• Instructions:
[1] Name the examples of wicked problems given in the essay on wicked problems.
[2] In the essay on wicked problems, what was the title of the song the lead singer brought to rehearsal?

• Reading passage:
-------

Deerfield Magazine Winter 2014
By Peter Nilsson
If you grew up in New England, a “wicked problem” might sound like what happens when something wicked awesome goes wicked wrong. In fact, “wicked problem” is an academic term coined in social policy circles in the ’60s. Wicked problems are intractable and complex. They’re problems too big for any one person to solve. Problems such as global food supply chains, natural resource management, and nuclear proliferation. Problems that make or break civilizations.
Fortunately, as wicked problems have grown more complex, comparable tools and processes have emerged to engage them: The Internet brings together disparate areas of expertise; interdisciplinary programs integrate academic ways of thinking. Knowledge infrastructures and resources like these stimulate collaboration around today’s issues of deep complexity, which is timely, because increasingly we are seeing elements of “wickedness” in a broader range of challenges. What about raising the quality of a nation’s education system, for example? How should teachers train? Should we begin with subject mastery, adolescent development, or cognitive psychology? Or should we begin with the craft of asking good questions, or practicing empathy? Good teaching benefits from all of these.
Addressing wicked problems in education requires not only the work of great teachers, but also the work of scientists, historians, sociologists, organizational managers, and perhaps most of all: a healthy dose of human sensitivity. Successfully bringing together these domains of knowledge, though, turns out to be much more challenging—and interesting—than simply putting a bunch of people together in a room and hoping for the best.
In 2008, I was the keyboards player for a music collective called Red Rooster when the lead singer brought a new song to rehearsal. The band was an unlikely mash-up of Americana, blues, folk, hip-hop, and electronica. We performed with as few as one and as many as 10 or 12 members at a time. Our size sometimes made the songwriting process a challenge, but that synthesis of voices was also part of what earned the band its encomiums.
The song was called “Time to Go,” and in the room that day were drums, bass, banjo, two singers, sax, guitar, French horn, and keys, and our backgrounds spanned from classical performance (French horn) to jazz (sax) to bluegrass (banjo), and more. I had studied classical composition in college and brought some of those sensibilities to the group. Composing by committee can be tricky, but the results can pay off if the committee can learn to work with itself. We were pretty good at it, but we still encountered cognitive dissonances that caused static.
We played through the song a few times. It started with a pattern of chords: begin high, resolve down, return high, and resolve down again. Drawn in a line, the chord progression would look like teeth on a saw. The melody ran parallel to the chords: high, then low; high, then low. Principles of classical composition, however, suggest that harmony is best when melodies move in opposite, contrary motion, so if one melody moves down from high to low, then a harmony should move up from low to high. This is part of why the melodic ascent in the phrase “Row, row, row your boat” works so well with the descent of “Merrily, merrily, merrily, merrily” when sung as a round.
We were growing accustomed to the descending melody of “Time To Go” when I proposed inverting it. It was a suggestion borne from music theory, and I wasn’t sure how it would work, but we gave it a try and upturned the descending melody. Indeed, the harmony was more sonorous, but the move changed the mood of the song—for the worse. It turned melodic plaints into questions, which didn’t fit the lyrics. It turned a musical sigh into a musical “Huh?”
Working together is tricky in moments like this. Music is feeling, as is other creative work, like visual arts, writing, and teaching. We invest personally in it. We expose ourselves. And when we make changes to other people’s music or art or teaching, we change, amend, correct, and adjust their feelings: The lead singer is vulnerable when he brings us a song. We are vulnerable when we make suggestions that others will examine, and then accept or reject. I expose myself to criticism by writing this piece.

-------

• Raw records:
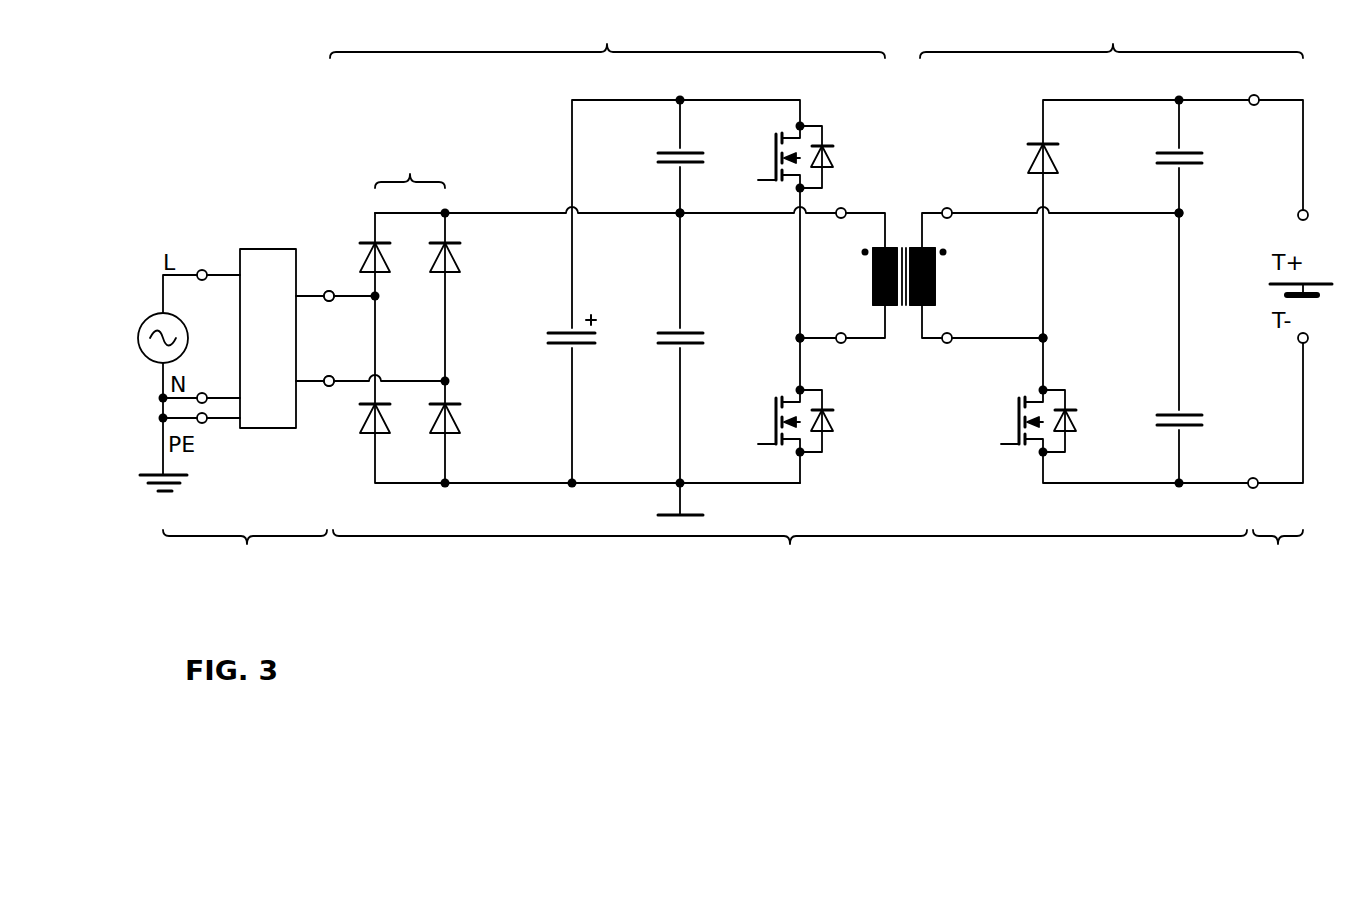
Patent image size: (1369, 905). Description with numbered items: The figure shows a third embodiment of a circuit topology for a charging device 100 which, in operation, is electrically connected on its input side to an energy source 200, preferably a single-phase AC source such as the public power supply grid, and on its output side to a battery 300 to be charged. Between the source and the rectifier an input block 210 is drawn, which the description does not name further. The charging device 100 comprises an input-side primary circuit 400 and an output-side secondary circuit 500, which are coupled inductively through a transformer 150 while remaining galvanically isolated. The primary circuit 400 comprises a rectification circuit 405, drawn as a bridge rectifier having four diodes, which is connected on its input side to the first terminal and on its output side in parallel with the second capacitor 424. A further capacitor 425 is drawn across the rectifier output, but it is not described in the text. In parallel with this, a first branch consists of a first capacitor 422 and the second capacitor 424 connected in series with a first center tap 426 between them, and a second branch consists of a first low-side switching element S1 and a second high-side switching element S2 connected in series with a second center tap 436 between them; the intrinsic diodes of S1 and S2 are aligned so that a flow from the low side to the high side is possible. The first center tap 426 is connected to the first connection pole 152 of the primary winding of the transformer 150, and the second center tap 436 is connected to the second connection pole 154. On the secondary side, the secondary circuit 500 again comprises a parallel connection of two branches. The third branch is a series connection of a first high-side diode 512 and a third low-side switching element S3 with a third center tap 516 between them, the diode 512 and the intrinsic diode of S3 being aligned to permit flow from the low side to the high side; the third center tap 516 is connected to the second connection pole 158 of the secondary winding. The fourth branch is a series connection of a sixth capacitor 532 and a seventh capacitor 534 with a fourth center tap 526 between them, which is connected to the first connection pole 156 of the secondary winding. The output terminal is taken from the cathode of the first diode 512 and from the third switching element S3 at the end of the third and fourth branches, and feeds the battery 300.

-------

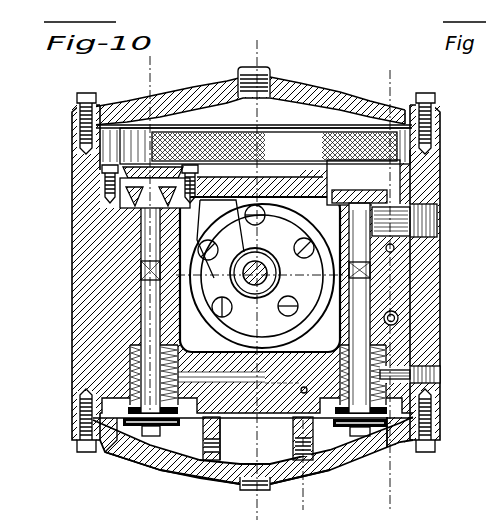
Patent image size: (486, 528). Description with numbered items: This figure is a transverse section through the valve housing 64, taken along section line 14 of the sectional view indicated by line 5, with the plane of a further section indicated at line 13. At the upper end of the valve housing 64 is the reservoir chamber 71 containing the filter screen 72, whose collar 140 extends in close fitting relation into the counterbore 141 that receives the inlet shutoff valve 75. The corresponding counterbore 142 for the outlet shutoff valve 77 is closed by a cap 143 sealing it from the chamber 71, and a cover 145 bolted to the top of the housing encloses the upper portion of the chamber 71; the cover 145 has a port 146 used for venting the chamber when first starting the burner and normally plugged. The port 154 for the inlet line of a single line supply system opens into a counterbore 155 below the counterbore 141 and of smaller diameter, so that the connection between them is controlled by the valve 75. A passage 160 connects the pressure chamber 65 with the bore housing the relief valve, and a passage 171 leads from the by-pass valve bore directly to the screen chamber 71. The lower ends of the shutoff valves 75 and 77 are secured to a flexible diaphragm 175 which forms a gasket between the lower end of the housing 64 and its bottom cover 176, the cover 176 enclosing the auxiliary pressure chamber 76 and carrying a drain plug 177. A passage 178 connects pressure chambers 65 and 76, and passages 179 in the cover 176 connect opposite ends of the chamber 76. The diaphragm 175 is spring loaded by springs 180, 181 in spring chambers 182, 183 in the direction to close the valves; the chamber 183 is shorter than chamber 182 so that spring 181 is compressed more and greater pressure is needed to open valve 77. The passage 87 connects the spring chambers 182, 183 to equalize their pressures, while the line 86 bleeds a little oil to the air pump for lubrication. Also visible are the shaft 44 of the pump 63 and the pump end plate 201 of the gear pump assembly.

-------

• Complete answers:
[1]
- Global food supply chains
- Natural resource management
- Nuclear proliferation

[2] "Time to Go"